------ The data ------
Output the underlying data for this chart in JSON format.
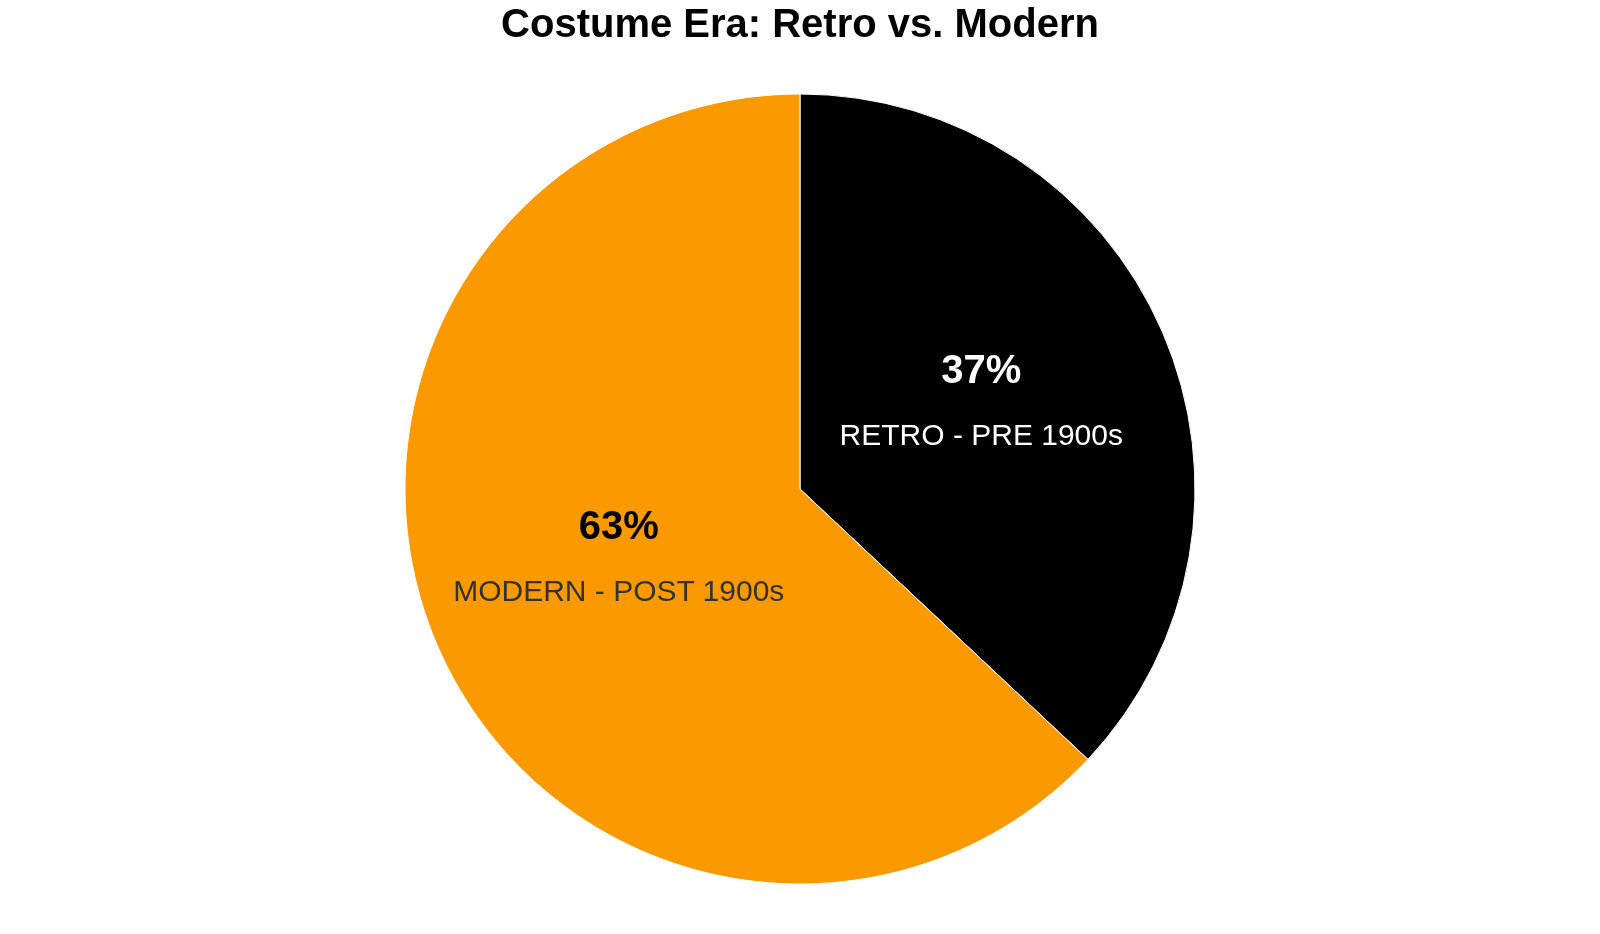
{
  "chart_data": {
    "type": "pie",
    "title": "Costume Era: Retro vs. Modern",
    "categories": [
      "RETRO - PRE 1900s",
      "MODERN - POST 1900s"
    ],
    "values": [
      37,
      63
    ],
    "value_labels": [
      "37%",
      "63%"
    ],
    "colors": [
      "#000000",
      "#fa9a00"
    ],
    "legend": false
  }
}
------
◆ **What to produce**: Take the listing above and print it exactly, apart from the pictures.

◆ **Solution to this problem**:
Output the underlying data for this chart in JSON format.
{
  "chart_data": {
    "type": "pie",
    "title": "Costume Era: Retro vs. Modern",
    "categories": [
      "RETRO - PRE 1900s",
      "MODERN - POST 1900s"
    ],
    "values": [
      37,
      63
    ],
    "value_labels": [
      "37%",
      "63%"
    ],
    "colors": [
      "#000000",
      "#fa9a00"
    ],
    "legend": false
  }
}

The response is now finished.